▶ Texto fornecido
###

Sua banda, U.D.O., tocou no Carioca Club em outubro de 2022. Seis meses depois, ele e Tim “Ripper” Owens fizeram dois sets solo com os mesmos músicos de apoio no Manifesto Bar, primeiro o do ex-Judas Priest, para juntos dividirem os microfones em “Balls to the Wall”, “Breaking the Law” e “Living After Midnight”, encerrando a noite e a parte que cabia ao alemão.
O mote da última segunda-feira (11), para apresentação única no Carioca Club, era tocar na íntegra “Balls to the Wall” (1983), clássico álbum do Accept, o que despertava curiosidade. De uma era pré-CDs, as prensagens dos LPs eram menores e a soma das dez faixas em estúdio por pouco ultrapassa quarenta e cinco minutos. Logo, visando alongar a experiência, era de se questionar o que mais ofereceria o quinteto completado por Andrey Smirnov e Dee Dammers (guitarras), Peter Baltes (baixo) e Matthias Kassner (bateria, substituindo o filho de Udo, Sven, temporariamente afastado por questões pessoais).
Alguns chutes deste escriba, sem buscar informações prévias de outras datas recentes, passavam por: “Fast as a Shark”, “Restless and Wild” e “Princess of the Night”, trinca imbatível do álbum “Restless and Wild” (1982), o antecessor de “Balls to the Wall”; e talvez por “Starlight”, “Breaker” e “Son of a Bitch”, todas de “Breaker” (1981). Quem sabe material gravado mais tarde, como “Metal Heart” e “Midnight Mover”, ambas do disco “Metal Heart” (1985)?
Certeza mesmo, apenas não haver conteúdo de “Eat the Heat” (1989), única bolacha do Accept com David Reece nos vocais até a volta de Udo em “Objection Overruled” (1993), e de “Blood of the Nations” (2010) em diante na discografia, período já com Mark Tornillo de frontman. Fato é que no “bolão”, cravamos cinco das nove.
A primeira etapa
Curiosamente, a já citada “Living After Midnight” foi a intro disparada pontualmente às 20h30 para dar início ao show, como anunciado. Sem banda de abertura. As luzes se apagaram até aquele famoso pequeno trecho de “Ein Heller und ein Batzen”, a canção popular alemã também conhecida como “Heidi, Heido, Heida” escrita por Albert Von Schlippenbach, com o tradicional ruído da agulha do vinil sendo riscado, indicar que a festa começaria ao som de “Fast as a Shark”, logo após um belo grito super agudo do frontman.
Enquanto observávamos a decoração única de palco consistir do logo do grupo projetado no telão (aliás, até quando a casa seguirá sem investir em um de melhor qualidade?), veio a dobra de guitarras. Notamos, no decorrer da pedrada, que os quatro membros da banda ajudavam Udo nos vocais de apoio, trazendo uma parede sonora impenetrável. Com significativo apoio coletivo para berrar o título, “Up to the Limit” manteve a pegada.
Transcreveremos a primeira interação do vocalista com o público só para ilustrar que, mesmo com tantos anos de janela, comunicar-se nunca foi seu forte, sejamos honestos: “Como estão? Boa noite, São Paulo! Estão bem? Certo! Talvez seja um pouco cedo para a próxima música que faremos. Normalmente a tocamos por volta de meia-noite… Sim, aí vai ‘Midnight Mover’”. Uma ou outra exceção à parte, as próximas basicamente seriam “Obrigado” e/ou “Muito obrigado!”.

###

▶ Listagem a consultar
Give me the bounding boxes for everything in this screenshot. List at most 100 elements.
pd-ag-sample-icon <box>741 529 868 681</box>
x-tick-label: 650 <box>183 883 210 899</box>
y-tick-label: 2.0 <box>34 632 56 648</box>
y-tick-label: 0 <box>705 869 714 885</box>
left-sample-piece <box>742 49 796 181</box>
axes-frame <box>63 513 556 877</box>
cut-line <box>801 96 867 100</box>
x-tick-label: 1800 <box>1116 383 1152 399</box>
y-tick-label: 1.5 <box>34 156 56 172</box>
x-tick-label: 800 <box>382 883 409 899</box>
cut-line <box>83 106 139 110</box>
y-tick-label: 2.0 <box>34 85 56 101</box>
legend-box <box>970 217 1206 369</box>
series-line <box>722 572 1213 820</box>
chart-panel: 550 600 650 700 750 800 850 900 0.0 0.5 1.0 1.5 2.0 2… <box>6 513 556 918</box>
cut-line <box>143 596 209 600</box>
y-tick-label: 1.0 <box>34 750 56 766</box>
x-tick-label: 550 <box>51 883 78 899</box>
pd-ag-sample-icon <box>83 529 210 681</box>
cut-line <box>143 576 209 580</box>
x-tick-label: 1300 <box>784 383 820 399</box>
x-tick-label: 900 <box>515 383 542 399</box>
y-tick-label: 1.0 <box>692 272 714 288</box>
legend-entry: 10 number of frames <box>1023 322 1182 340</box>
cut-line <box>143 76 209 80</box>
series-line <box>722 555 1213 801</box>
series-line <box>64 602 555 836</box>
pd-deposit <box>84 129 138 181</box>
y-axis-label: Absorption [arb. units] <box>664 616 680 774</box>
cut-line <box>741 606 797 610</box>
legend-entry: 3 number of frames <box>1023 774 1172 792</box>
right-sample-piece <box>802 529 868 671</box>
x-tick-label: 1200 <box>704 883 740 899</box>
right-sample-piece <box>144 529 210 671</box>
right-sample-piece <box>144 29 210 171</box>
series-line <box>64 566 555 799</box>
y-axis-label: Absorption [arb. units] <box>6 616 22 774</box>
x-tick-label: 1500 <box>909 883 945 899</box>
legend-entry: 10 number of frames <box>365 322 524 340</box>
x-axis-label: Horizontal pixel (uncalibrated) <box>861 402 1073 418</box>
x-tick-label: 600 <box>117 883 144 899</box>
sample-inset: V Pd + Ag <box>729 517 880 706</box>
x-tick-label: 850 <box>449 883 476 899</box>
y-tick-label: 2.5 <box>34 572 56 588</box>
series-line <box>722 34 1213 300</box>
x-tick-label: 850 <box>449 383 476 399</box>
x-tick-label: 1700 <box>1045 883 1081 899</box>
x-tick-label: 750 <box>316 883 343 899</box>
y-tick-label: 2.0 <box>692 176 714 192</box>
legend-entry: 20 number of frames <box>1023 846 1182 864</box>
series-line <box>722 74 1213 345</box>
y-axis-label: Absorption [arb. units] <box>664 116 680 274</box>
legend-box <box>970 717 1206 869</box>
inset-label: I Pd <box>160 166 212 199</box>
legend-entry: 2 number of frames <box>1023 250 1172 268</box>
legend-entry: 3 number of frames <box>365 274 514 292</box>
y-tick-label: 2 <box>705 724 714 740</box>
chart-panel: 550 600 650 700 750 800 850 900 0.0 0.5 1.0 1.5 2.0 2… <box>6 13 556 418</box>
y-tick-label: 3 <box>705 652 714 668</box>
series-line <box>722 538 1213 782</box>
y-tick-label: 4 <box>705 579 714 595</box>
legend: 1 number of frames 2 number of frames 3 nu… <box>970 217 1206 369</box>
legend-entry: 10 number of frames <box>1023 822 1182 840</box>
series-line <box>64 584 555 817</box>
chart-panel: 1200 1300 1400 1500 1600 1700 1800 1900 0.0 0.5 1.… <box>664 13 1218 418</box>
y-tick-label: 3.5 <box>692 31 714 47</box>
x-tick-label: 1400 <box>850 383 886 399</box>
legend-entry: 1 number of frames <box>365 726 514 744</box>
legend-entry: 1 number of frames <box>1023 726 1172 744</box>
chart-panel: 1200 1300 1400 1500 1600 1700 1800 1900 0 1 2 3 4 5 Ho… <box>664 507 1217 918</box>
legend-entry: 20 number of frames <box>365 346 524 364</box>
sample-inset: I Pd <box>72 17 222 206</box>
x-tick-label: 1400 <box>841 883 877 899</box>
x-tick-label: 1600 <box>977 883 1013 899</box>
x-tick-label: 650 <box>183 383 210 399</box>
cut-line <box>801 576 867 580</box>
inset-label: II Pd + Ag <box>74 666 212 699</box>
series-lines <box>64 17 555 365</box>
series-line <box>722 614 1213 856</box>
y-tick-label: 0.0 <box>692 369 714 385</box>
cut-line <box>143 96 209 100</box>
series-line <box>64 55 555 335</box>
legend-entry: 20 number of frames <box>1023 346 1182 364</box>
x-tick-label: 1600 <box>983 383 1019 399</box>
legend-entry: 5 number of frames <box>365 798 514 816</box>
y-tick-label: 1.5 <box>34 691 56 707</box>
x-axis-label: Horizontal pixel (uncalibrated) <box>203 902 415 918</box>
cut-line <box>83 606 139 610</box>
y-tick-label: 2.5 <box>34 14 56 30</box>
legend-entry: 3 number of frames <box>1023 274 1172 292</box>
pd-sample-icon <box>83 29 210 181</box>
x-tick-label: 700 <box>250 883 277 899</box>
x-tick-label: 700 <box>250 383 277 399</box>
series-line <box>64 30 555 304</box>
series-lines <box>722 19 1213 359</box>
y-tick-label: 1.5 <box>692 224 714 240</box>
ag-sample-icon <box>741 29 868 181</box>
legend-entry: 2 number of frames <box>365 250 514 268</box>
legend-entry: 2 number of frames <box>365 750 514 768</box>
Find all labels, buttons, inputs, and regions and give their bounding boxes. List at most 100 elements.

###

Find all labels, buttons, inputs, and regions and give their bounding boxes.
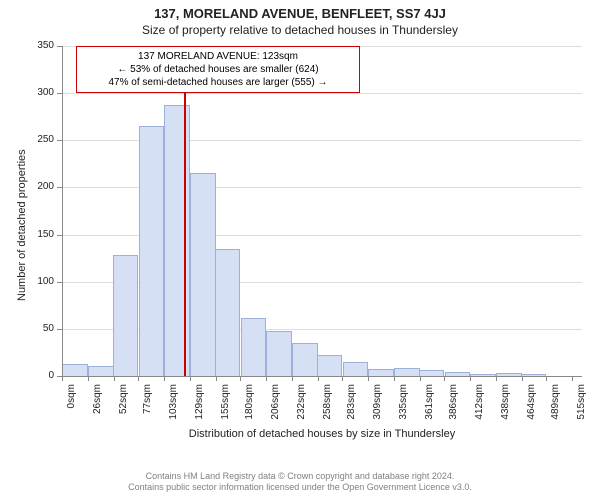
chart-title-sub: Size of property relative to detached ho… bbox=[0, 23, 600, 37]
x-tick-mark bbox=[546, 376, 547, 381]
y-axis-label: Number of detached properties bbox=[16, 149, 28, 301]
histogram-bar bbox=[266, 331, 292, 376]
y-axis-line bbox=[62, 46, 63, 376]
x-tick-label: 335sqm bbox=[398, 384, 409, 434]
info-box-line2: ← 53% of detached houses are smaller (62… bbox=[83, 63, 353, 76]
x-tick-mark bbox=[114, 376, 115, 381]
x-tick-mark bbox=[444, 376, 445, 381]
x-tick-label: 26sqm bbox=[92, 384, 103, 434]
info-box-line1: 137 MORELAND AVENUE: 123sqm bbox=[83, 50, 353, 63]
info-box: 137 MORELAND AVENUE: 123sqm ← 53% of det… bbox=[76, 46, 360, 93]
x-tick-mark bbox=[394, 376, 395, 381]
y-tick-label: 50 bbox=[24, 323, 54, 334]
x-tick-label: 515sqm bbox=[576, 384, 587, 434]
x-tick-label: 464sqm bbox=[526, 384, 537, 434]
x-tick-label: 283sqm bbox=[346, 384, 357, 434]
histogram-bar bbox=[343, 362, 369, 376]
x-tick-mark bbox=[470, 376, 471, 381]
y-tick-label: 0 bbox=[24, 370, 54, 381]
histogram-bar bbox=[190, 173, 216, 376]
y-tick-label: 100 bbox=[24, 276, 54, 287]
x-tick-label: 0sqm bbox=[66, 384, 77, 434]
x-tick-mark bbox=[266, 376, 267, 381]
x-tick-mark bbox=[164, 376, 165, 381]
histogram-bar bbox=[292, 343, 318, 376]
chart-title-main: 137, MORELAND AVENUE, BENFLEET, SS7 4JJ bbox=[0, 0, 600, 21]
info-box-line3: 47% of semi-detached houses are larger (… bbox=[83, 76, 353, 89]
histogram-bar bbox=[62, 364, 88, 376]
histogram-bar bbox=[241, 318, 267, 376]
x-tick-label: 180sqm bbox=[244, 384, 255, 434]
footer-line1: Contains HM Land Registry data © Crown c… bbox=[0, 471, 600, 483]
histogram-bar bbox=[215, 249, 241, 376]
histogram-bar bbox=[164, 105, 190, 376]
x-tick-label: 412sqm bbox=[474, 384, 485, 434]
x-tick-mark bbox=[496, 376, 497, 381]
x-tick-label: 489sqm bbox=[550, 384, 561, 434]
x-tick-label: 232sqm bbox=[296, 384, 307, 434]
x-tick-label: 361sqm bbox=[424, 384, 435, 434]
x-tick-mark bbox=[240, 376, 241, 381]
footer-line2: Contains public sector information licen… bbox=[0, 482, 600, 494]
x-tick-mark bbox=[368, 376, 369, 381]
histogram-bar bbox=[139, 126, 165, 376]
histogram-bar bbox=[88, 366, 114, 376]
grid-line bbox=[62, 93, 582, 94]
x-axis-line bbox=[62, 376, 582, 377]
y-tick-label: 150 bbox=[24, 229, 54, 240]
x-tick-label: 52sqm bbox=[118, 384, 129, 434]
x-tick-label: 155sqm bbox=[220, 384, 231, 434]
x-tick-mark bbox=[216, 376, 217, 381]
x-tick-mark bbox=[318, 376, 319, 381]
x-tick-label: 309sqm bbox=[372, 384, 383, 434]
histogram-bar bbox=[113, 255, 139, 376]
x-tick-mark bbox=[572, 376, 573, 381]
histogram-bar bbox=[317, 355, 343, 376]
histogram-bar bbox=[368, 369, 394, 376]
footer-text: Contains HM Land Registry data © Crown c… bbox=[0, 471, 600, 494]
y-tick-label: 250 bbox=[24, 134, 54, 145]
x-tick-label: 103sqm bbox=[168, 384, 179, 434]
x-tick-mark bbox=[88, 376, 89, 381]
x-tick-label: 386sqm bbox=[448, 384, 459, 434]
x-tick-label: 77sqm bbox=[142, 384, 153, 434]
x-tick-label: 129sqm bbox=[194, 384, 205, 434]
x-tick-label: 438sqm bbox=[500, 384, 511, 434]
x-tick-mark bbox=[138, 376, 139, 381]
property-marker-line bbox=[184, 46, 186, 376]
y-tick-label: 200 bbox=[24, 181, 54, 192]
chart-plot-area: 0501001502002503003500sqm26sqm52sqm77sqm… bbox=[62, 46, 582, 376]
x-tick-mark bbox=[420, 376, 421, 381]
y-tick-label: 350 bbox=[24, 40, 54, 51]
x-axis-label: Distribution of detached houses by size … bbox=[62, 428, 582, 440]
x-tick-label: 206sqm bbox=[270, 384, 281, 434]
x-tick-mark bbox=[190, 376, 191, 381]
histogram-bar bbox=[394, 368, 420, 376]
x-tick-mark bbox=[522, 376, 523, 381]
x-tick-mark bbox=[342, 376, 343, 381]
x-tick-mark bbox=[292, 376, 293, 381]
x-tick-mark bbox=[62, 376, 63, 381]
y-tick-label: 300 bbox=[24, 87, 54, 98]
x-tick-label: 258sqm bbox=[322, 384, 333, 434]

###

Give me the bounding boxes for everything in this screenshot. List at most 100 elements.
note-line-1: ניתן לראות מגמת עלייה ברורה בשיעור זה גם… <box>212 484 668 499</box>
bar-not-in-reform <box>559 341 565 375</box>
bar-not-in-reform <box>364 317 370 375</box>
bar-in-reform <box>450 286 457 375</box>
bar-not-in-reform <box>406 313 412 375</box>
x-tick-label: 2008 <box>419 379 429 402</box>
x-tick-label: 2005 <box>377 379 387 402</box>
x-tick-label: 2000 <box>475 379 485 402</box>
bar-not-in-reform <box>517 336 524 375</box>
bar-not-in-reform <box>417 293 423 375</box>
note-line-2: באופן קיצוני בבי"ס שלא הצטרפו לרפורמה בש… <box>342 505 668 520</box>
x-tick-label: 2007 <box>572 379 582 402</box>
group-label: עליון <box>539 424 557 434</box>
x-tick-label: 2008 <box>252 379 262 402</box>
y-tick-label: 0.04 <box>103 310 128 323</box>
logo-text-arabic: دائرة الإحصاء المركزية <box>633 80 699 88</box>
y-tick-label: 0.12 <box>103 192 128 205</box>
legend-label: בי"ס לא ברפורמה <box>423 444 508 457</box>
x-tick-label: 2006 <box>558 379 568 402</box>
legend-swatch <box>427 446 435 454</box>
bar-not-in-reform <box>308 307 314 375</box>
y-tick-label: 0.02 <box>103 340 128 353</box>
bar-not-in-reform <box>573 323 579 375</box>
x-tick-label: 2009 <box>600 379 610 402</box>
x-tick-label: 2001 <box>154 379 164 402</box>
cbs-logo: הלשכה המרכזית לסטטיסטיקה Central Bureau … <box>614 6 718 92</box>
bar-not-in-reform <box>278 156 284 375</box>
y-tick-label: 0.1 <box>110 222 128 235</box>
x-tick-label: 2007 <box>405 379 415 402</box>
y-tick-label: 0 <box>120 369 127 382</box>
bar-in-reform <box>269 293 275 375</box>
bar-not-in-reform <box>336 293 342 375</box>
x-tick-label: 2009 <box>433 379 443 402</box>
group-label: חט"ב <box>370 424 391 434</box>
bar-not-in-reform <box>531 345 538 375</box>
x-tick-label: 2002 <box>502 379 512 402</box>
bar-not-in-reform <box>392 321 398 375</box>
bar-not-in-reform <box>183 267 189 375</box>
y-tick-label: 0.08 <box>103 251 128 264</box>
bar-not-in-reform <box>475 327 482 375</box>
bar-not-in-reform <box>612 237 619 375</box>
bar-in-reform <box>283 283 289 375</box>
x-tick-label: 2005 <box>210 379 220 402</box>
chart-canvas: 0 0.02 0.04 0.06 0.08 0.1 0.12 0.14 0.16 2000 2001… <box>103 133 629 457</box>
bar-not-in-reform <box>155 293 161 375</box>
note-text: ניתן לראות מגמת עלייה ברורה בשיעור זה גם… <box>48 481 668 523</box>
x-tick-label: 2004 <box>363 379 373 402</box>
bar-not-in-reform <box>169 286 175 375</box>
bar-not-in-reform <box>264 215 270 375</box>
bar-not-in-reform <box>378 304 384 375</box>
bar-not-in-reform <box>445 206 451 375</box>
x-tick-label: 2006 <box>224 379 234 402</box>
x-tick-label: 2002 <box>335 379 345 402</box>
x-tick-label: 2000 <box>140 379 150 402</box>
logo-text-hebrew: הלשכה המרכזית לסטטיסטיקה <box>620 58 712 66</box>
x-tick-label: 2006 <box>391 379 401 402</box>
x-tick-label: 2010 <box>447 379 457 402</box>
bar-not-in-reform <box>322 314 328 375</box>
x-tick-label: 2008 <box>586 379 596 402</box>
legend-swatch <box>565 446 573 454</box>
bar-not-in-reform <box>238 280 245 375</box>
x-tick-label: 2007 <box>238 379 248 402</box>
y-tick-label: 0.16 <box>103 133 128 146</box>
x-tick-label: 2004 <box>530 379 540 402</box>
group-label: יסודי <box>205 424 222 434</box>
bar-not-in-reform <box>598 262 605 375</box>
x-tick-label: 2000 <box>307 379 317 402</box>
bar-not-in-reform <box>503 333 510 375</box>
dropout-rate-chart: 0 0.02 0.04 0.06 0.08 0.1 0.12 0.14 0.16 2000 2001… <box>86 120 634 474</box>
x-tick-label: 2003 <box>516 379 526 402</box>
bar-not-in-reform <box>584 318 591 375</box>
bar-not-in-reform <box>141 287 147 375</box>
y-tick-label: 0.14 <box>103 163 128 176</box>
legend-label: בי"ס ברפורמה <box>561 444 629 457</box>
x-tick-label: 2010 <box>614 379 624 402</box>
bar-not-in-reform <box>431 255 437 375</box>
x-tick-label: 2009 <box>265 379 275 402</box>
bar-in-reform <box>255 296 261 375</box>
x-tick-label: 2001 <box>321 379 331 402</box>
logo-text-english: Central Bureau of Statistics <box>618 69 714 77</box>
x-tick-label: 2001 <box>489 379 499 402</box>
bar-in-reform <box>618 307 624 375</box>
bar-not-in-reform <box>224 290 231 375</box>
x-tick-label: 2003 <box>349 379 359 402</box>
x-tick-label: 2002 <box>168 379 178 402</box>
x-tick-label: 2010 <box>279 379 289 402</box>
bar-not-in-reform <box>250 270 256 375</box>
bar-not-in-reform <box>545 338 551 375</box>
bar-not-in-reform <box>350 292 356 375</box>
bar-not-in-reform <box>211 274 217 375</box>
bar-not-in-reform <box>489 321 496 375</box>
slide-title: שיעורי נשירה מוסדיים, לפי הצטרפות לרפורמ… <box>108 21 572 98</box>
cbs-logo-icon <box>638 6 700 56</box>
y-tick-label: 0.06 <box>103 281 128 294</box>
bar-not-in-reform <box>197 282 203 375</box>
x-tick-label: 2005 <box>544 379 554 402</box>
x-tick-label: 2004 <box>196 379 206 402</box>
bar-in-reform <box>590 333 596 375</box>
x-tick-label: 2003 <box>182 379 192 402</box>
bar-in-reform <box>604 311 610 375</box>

###

▶ Tarefas a fazer
[A] Copie sem alterações o trecho do texto sobre o show de Udo que vai de "Enquanto observávamos a" a "manteve a pegada.", incluindo essas duas passagens.
[B] Extraia da listagem todas as linhas em que aparece a palavra "לסטטיסטיקה".

▶ Respostas fornecidas
[A]
Enquanto observávamos a decoração única de palco consistir do logo do grupo projetado no telão (aliás, até quando a casa seguirá sem investir em um de melhor qualidade?), veio a dobra de guitarras. Notamos, no decorrer da pedrada, que os quatro membros da banda ajudavam Udo nos vocais de apoio, trazendo uma parede sonora impenetrável. Com significativo apoio coletivo para berrar o título, “Up to the Limit” manteve a pegada.

[B]
cbs-logo: הלשכה המרכזית לסטטיסטיקה Central Bureau … <box>614 6 718 92</box>
logo-text-hebrew: הלשכה המרכזית לסטטיסטיקה <box>620 58 712 66</box>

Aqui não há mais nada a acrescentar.